** Task to complete **
Set down exactly the lines from the one containing "Type out the text in this image." through the end of the records below, both included, and nothing else.

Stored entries
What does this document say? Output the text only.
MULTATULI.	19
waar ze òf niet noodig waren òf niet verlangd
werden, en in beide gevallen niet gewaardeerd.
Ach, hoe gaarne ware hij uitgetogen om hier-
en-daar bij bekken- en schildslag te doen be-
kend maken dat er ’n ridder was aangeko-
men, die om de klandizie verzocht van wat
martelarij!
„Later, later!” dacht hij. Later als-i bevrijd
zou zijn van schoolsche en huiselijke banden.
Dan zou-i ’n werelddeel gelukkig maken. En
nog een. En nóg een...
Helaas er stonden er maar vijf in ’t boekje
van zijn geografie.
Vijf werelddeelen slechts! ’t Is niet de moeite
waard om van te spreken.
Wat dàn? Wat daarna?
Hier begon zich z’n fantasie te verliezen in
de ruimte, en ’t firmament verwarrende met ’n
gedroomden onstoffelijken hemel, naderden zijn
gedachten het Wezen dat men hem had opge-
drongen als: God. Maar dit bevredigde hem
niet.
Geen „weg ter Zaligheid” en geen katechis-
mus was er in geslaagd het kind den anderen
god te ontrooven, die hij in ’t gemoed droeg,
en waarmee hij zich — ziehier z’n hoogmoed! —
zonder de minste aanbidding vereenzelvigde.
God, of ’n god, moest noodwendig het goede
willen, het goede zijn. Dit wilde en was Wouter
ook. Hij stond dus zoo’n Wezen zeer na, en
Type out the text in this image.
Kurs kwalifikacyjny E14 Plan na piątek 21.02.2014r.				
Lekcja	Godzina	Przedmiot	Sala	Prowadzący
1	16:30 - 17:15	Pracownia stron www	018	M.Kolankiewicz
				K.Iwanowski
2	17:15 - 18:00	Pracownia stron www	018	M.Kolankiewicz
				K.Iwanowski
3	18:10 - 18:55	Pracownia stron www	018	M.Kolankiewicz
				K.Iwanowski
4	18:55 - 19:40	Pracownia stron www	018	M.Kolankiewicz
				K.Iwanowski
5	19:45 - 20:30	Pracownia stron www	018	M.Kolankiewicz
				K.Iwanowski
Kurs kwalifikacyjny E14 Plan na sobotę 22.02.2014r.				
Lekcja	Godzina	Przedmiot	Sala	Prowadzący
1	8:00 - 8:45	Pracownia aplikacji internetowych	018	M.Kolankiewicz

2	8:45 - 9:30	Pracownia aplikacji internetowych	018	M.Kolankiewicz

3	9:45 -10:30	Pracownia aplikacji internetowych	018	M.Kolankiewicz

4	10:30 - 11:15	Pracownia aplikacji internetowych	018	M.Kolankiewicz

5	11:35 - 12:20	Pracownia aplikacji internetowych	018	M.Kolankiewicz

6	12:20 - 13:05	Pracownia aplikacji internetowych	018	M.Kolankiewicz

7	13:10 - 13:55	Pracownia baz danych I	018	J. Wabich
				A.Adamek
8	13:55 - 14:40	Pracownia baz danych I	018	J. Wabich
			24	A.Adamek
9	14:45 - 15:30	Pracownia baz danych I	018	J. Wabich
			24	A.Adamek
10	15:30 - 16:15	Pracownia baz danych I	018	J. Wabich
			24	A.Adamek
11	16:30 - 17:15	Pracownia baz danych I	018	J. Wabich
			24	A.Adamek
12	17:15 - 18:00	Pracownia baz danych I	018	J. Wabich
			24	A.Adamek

** Output of the exercise **
Type out the text in this image.
Kurs kwalifikacyjny E14 Plan na piątek 21.02.2014r.				
Lekcja	Godzina	Przedmiot	Sala	Prowadzący
1	16:30 - 17:15	Pracownia stron www	018	M.Kolankiewicz
				K.Iwanowski
2	17:15 - 18:00	Pracownia stron www	018	M.Kolankiewicz
				K.Iwanowski
3	18:10 - 18:55	Pracownia stron www	018	M.Kolankiewicz
				K.Iwanowski
4	18:55 - 19:40	Pracownia stron www	018	M.Kolankiewicz
				K.Iwanowski
5	19:45 - 20:30	Pracownia stron www	018	M.Kolankiewicz
				K.Iwanowski
Kurs kwalifikacyjny E14 Plan na sobotę 22.02.2014r.				
Lekcja	Godzina	Przedmiot	Sala	Prowadzący
1	8:00 - 8:45	Pracownia aplikacji internetowych	018	M.Kolankiewicz

2	8:45 - 9:30	Pracownia aplikacji internetowych	018	M.Kolankiewicz

3	9:45 -10:30	Pracownia aplikacji internetowych	018	M.Kolankiewicz

4	10:30 - 11:15	Pracownia aplikacji internetowych	018	M.Kolankiewicz

5	11:35 - 12:20	Pracownia aplikacji internetowych	018	M.Kolankiewicz

6	12:20 - 13:05	Pracownia aplikacji internetowych	018	M.Kolankiewicz

7	13:10 - 13:55	Pracownia baz danych I	018	J. Wabich
				A.Adamek
8	13:55 - 14:40	Pracownia baz danych I	018	J. Wabich
			24	A.Adamek
9	14:45 - 15:30	Pracownia baz danych I	018	J. Wabich
			24	A.Adamek
10	15:30 - 16:15	Pracownia baz danych I	018	J. Wabich
			24	A.Adamek
11	16:30 - 17:15	Pracownia baz danych I	018	J. Wabich
			24	A.Adamek
12	17:15 - 18:00	Pracownia baz danych I	018	J. Wabich
			24	A.Adamek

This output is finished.